Objective: Retype every entry word for word.

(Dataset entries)
--- Begin ---
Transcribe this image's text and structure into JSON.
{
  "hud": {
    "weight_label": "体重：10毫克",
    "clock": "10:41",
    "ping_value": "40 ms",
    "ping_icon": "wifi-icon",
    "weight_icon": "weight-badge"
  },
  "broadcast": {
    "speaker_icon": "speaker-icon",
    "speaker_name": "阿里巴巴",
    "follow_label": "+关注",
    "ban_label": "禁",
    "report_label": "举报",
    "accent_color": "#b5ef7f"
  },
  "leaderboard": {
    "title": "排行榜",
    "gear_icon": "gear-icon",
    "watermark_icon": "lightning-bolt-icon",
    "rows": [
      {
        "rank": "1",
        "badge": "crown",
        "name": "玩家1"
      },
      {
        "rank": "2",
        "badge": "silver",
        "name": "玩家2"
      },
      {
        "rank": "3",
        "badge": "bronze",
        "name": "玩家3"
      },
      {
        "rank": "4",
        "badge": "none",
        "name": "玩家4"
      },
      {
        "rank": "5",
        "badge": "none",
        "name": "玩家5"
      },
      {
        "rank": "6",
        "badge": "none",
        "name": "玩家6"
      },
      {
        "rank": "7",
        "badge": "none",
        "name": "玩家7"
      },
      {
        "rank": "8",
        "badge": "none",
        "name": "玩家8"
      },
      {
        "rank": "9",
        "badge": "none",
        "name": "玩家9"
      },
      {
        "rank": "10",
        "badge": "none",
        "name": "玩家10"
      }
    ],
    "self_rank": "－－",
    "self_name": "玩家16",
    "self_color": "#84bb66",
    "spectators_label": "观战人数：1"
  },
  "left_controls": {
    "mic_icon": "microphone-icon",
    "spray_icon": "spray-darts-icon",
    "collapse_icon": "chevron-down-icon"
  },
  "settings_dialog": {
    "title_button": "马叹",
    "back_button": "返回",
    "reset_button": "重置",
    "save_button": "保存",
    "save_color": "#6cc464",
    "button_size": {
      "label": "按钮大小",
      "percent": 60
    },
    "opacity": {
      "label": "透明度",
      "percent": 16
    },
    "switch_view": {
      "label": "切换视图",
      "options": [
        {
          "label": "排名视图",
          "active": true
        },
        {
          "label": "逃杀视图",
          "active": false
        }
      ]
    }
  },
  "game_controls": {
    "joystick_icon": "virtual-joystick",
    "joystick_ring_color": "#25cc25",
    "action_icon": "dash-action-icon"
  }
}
--- End ---
The completed task:
Transcribe this image's text and structure into JSON.
{
  "hud": {
    "weight_label": "体重：10毫克",
    "clock": "10:41",
    "ping_value": "40 ms",
    "ping_icon": "wifi-icon",
    "weight_icon": "weight-badge"
  },
  "broadcast": {
    "speaker_icon": "speaker-icon",
    "speaker_name": "阿里巴巴",
    "follow_label": "+关注",
    "ban_label": "禁",
    "report_label": "举报",
    "accent_color": "#b5ef7f"
  },
  "leaderboard": {
    "title": "排行榜",
    "gear_icon": "gear-icon",
    "watermark_icon": "lightning-bolt-icon",
    "rows": [
      {
        "rank": "1",
        "badge": "crown",
        "name": "玩家1"
      },
      {
        "rank": "2",
        "badge": "silver",
        "name": "玩家2"
      },
      {
        "rank": "3",
        "badge": "bronze",
        "name": "玩家3"
      },
      {
        "rank": "4",
        "badge": "none",
        "name": "玩家4"
      },
      {
        "rank": "5",
        "badge": "none",
        "name": "玩家5"
      },
      {
        "rank": "6",
        "badge": "none",
        "name": "玩家6"
      },
      {
        "rank": "7",
        "badge": "none",
        "name": "玩家7"
      },
      {
        "rank": "8",
        "badge": "none",
        "name": "玩家8"
      },
      {
        "rank": "9",
        "badge": "none",
        "name": "玩家9"
      },
      {
        "rank": "10",
        "badge": "none",
        "name": "玩家10"
      }
    ],
    "self_rank": "－－",
    "self_name": "玩家16",
    "self_color": "#84bb66",
    "spectators_label": "观战人数：1"
  },
  "left_controls": {
    "mic_icon": "microphone-icon",
    "spray_icon": "spray-darts-icon",
    "collapse_icon": "chevron-down-icon"
  },
  "settings_dialog": {
    "title_button": "马叹",
    "back_button": "返回",
    "reset_button": "重置",
    "save_button": "保存",
    "save_color": "#6cc464",
    "button_size": {
      "label": "按钮大小",
      "percent": 60
    },
    "opacity": {
      "label": "透明度",
      "percent": 16
    },
    "switch_view": {
      "label": "切换视图",
      "options": [
        {
          "label": "排名视图",
          "active": true
        },
        {
          "label": "逃杀视图",
          "active": false
        }
      ]
    }
  },
  "game_controls": {
    "joystick_icon": "virtual-joystick",
    "joystick_ring_color": "#25cc25",
    "action_icon": "dash-action-icon"
  }
}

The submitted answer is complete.